▸ SHORT TASK: Among the following entries, count the lines that contain "forward" and report only the result.

Stored data entries:
============
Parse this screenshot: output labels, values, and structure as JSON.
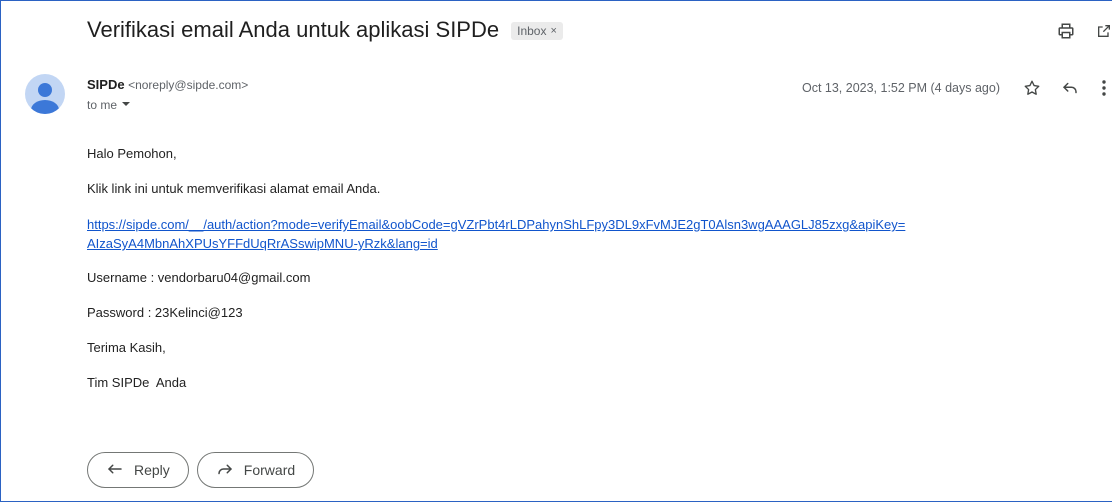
{
  "subject": {
    "title": "Verifikasi email Anda untuk aplikasi SIPDe",
    "label": "Inbox",
    "label_remove": "×"
  },
  "message": {
    "sender_name": "SIPDe",
    "sender_email": "<noreply@sipde.com>",
    "recipient": "to me",
    "date": "Oct 13, 2023, 1:52 PM (4 days ago)"
  },
  "body": {
    "greeting": "Halo Pemohon,",
    "instruction": "Klik link ini untuk memverifikasi alamat email Anda.",
    "link_line1": "https://sipde.com/__/auth/action?mode=verifyEmail&oobCode=gVZrPbt4rLDPahynShLFpy3DL9xFvMJE2gT0Alsn3wgAAAGLJ85zxg&apiKey=",
    "link_line2": "AIzaSyA4MbnAhXPUsYFFdUqRrASswipMNU-yRzk&lang=id",
    "username": "Username : vendorbaru04@gmail.com",
    "password": "Password : 23Kelinci@123",
    "closing": "Terima Kasih,",
    "signature": "Tim SIPDe  Anda"
  },
  "actions": {
    "reply": "Reply",
    "forward": "Forward"
  },
  "icons": {
    "print": "print-icon",
    "open_new": "open-in-new-window-icon",
    "star": "star-icon",
    "reply": "reply-icon",
    "more": "more-vertical-icon",
    "dropdown": "chevron-down-icon",
    "avatar": "default-avatar-icon",
    "forward": "forward-icon"
  },
  "colors": {
    "link": "#1155cc",
    "frame_border": "#2b62c3",
    "avatar_bg": "#c2d6f4",
    "avatar_fg": "#3c78d8"
  }
}
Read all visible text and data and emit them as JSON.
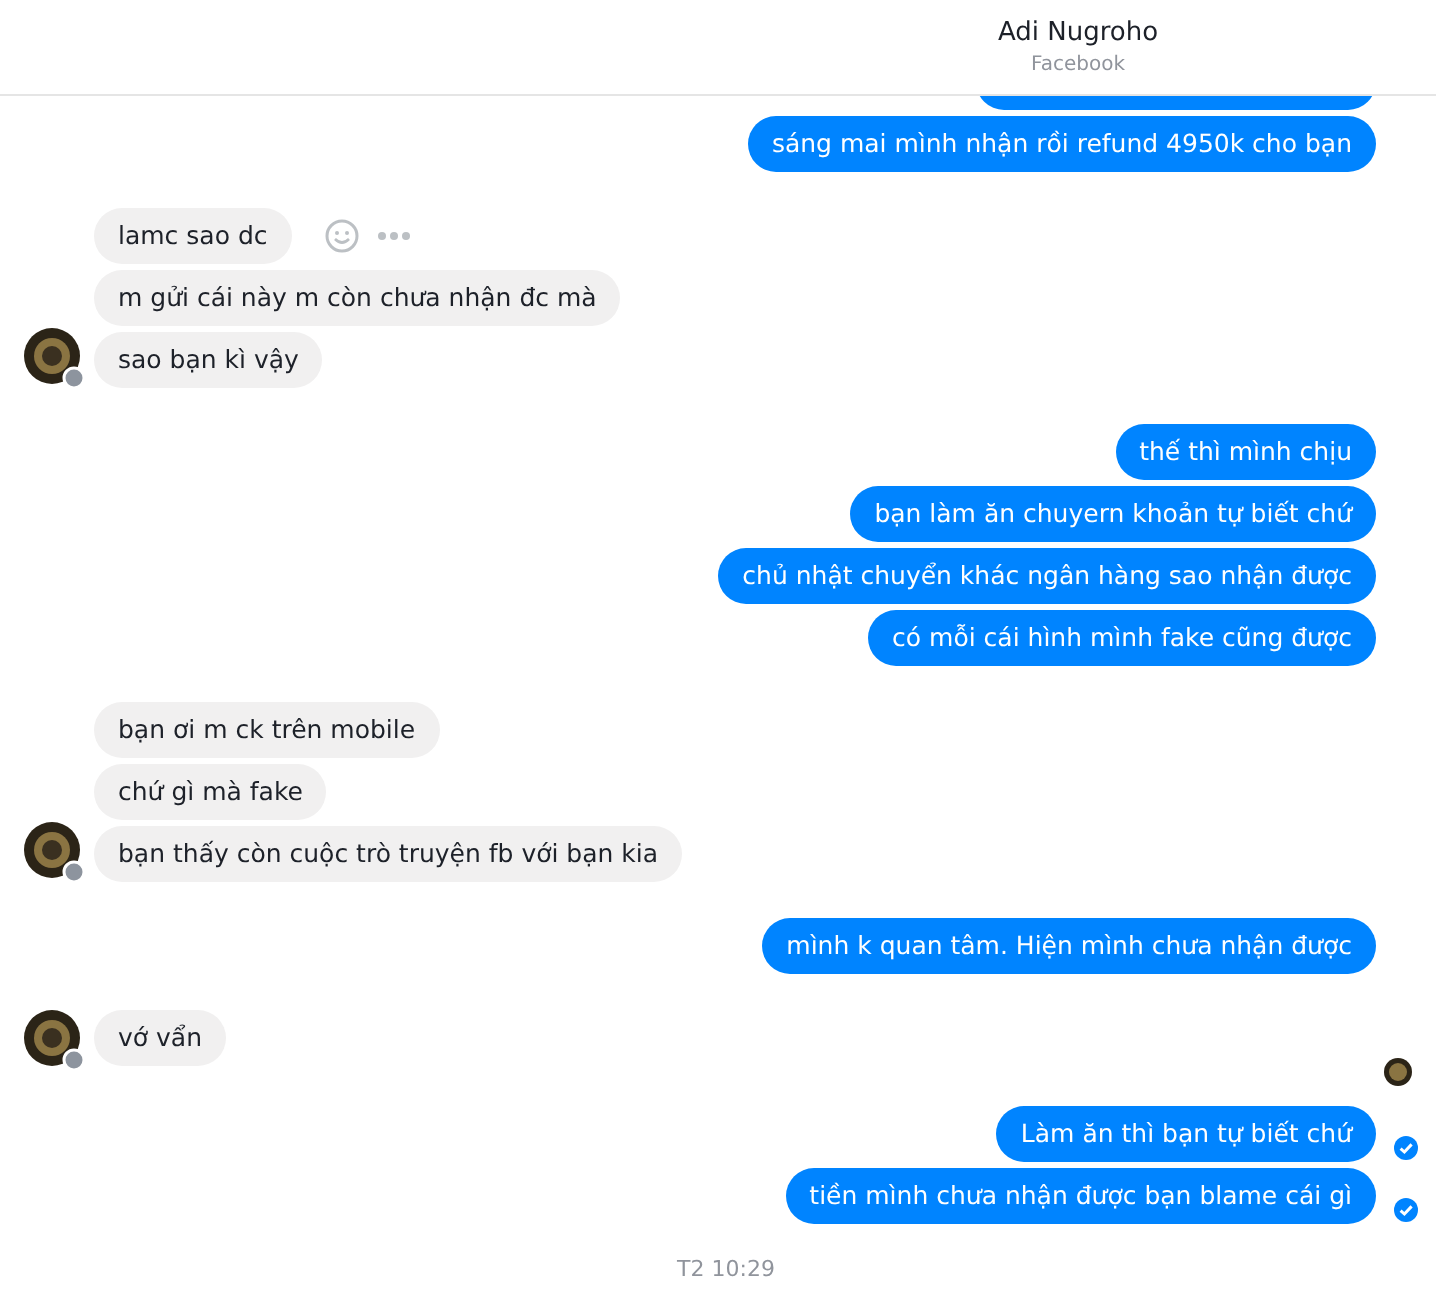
{
  "header": {
    "title": "Adi Nugroho",
    "subtitle": "Facebook"
  },
  "items": [
    {
      "kind": "group",
      "outgoing": true,
      "messages": [
        {
          "kind": "cut"
        },
        {
          "text": "sáng mai mình nhận rồi refund 4950k cho bạn"
        }
      ]
    },
    {
      "kind": "group",
      "outgoing": false,
      "messages": [
        {
          "text": "lamc sao dc",
          "actions": true
        },
        {
          "text": "m gửi cái này m còn chưa nhận đc mà"
        },
        {
          "text": "sao bạn kì vậy"
        }
      ]
    },
    {
      "kind": "group",
      "outgoing": true,
      "messages": [
        {
          "text": "thế thì mình chịu"
        },
        {
          "text": "bạn làm ăn chuyern khoản tự biết chứ"
        },
        {
          "text": "chủ nhật chuyển khác ngân hàng sao nhận được"
        },
        {
          "text": "có mỗi cái hình mình fake cũng được"
        }
      ]
    },
    {
      "kind": "group",
      "outgoing": false,
      "messages": [
        {
          "text": "bạn ơi m ck trên mobile"
        },
        {
          "text": "chứ gì mà fake"
        },
        {
          "text": "bạn thấy còn cuộc trò truyện fb với bạn kia"
        }
      ]
    },
    {
      "kind": "group",
      "outgoing": true,
      "messages": [
        {
          "text": "mình k quan tâm. Hiện mình chưa nhận được"
        }
      ]
    },
    {
      "kind": "group",
      "outgoing": false,
      "messages": [
        {
          "text": "vớ vẩn"
        }
      ]
    },
    {
      "kind": "seen"
    },
    {
      "kind": "group",
      "outgoing": true,
      "messages": [
        {
          "text": "Làm ăn thì bạn tự biết chứ",
          "delivered": true
        },
        {
          "text": "tiền mình chưa nhận được bạn blame cái gì",
          "delivered": true
        }
      ]
    },
    {
      "kind": "timestamp",
      "text": "T2 10:29"
    }
  ]
}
============
▸ COMPLETED EXERCISE: 2